[Extracts from a graphics dataset]
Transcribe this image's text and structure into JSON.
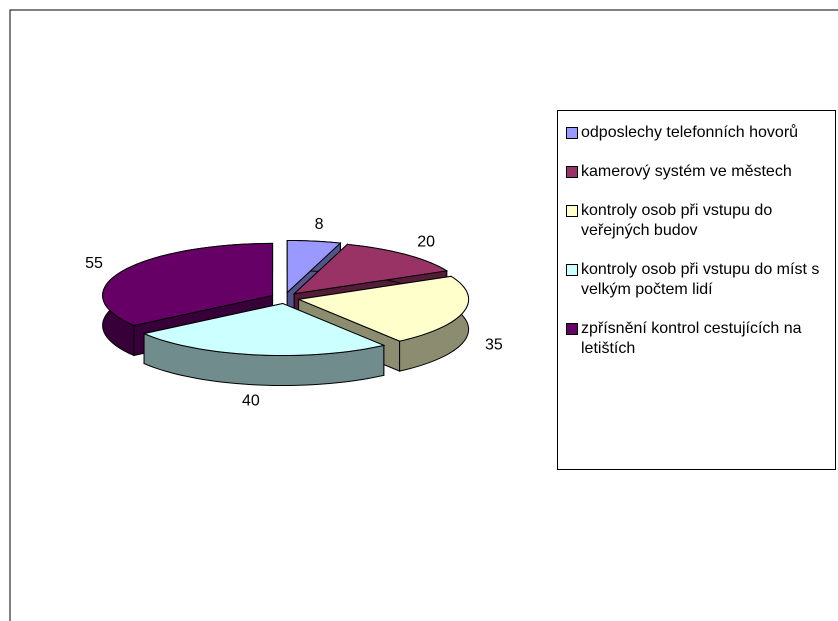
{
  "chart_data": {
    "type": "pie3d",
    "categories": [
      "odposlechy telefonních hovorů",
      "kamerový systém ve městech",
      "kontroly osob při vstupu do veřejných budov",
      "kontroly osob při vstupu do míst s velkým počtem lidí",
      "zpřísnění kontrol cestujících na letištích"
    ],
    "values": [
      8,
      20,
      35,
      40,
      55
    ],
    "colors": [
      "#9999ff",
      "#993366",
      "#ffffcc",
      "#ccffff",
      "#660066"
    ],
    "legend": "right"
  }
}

__Exercise task__
Leaving aside the images, write out the entries above word for word.

__Response to the exercise__
Transcribe this image's text and structure into JSON.
{
  "chart_data": {
    "type": "pie3d",
    "categories": [
      "odposlechy telefonních hovorů",
      "kamerový systém ve městech",
      "kontroly osob při vstupu do veřejných budov",
      "kontroly osob při vstupu do míst s velkým počtem lidí",
      "zpřísnění kontrol cestujících na letištích"
    ],
    "values": [
      8,
      20,
      35,
      40,
      55
    ],
    "colors": [
      "#9999ff",
      "#993366",
      "#ffffcc",
      "#ccffff",
      "#660066"
    ],
    "legend": "right"
  }
}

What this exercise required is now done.